Dataset records:
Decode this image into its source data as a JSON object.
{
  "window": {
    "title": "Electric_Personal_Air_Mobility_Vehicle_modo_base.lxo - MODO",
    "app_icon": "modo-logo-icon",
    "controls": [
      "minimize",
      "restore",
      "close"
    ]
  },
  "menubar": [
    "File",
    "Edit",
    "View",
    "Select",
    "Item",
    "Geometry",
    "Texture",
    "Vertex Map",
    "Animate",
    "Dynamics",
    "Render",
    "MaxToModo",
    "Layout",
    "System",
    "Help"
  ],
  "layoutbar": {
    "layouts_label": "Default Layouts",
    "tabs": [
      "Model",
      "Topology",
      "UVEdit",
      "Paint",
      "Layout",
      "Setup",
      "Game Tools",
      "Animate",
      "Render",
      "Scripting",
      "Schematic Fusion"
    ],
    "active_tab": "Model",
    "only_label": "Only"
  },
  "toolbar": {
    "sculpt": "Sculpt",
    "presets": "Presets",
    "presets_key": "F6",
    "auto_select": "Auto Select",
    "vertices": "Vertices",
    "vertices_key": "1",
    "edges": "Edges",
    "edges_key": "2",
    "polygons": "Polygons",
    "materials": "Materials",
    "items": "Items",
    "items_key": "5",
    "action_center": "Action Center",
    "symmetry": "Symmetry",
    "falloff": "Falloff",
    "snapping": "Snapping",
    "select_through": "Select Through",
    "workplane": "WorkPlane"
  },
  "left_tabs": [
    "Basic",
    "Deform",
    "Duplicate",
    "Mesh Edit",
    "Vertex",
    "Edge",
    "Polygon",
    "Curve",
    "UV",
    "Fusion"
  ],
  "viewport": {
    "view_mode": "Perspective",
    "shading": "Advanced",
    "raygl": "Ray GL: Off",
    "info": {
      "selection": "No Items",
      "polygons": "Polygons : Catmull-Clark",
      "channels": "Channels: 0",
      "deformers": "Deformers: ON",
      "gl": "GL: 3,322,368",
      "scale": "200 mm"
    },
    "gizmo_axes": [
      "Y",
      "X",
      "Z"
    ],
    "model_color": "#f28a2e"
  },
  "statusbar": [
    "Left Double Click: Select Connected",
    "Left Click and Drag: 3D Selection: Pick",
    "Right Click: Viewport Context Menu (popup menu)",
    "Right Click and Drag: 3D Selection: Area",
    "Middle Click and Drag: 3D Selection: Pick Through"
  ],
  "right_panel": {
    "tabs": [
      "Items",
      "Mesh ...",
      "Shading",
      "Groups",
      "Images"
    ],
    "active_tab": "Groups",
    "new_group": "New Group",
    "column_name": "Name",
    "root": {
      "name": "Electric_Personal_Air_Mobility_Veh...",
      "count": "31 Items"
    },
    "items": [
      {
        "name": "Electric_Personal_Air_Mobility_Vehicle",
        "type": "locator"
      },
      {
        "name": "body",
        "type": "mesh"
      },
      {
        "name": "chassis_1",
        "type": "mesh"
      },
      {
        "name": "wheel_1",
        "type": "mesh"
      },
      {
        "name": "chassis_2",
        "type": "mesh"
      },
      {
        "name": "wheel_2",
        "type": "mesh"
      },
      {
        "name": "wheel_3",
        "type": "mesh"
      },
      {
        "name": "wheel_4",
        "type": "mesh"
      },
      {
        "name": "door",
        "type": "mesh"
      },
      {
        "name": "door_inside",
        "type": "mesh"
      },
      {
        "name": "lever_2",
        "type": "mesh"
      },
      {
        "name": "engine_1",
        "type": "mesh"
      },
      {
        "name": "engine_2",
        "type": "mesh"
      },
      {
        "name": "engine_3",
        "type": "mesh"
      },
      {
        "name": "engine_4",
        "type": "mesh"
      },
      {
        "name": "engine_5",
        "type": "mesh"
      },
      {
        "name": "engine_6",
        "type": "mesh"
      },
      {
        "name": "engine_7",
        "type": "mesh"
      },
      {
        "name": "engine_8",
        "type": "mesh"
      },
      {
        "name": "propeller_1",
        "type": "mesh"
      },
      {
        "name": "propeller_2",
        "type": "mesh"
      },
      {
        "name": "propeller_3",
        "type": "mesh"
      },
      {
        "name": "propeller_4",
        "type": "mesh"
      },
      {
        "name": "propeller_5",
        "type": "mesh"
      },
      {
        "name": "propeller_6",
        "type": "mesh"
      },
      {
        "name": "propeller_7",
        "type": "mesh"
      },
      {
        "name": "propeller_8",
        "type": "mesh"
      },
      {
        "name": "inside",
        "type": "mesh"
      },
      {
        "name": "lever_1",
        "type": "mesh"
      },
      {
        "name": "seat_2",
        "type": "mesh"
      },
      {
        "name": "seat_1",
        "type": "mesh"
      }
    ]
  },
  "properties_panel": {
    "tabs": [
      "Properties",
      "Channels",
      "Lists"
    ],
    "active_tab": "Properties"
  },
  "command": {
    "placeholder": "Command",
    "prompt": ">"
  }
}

Problem to work on:
Filter the entries above down to the lines containing the word "polygons".

Solution:
    "polygons": "Polygons",
      "polygons": "Polygons : Catmull-Clark",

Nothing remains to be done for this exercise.